_SOURCE RECORDS:_
★ ★ ★ ★ ★ ★ ★
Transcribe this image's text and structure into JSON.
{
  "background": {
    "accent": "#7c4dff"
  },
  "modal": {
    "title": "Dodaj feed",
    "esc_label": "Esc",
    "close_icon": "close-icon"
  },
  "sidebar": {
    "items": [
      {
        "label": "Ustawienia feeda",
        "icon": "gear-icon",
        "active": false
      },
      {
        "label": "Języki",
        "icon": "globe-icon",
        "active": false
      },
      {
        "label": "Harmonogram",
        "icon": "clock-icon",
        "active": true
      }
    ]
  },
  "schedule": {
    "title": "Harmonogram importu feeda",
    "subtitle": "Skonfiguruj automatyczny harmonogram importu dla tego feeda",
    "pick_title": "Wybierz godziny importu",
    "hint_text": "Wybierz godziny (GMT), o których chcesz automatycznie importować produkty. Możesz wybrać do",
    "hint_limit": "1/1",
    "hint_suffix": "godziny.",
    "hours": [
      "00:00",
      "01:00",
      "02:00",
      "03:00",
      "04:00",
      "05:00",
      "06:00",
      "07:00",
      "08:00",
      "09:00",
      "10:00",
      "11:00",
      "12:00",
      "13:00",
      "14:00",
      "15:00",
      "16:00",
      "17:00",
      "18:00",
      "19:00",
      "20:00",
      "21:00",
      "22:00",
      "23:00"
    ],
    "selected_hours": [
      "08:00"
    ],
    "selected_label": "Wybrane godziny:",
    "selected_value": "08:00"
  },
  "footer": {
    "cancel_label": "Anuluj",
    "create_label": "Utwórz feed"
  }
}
★ ★ ★ ★ ★ ★ ★
_WHAT IS REQUIRED:_
Count the lines in the entries above that include the string "icon", then give only that figure.

_FULL SOLUTION:_
4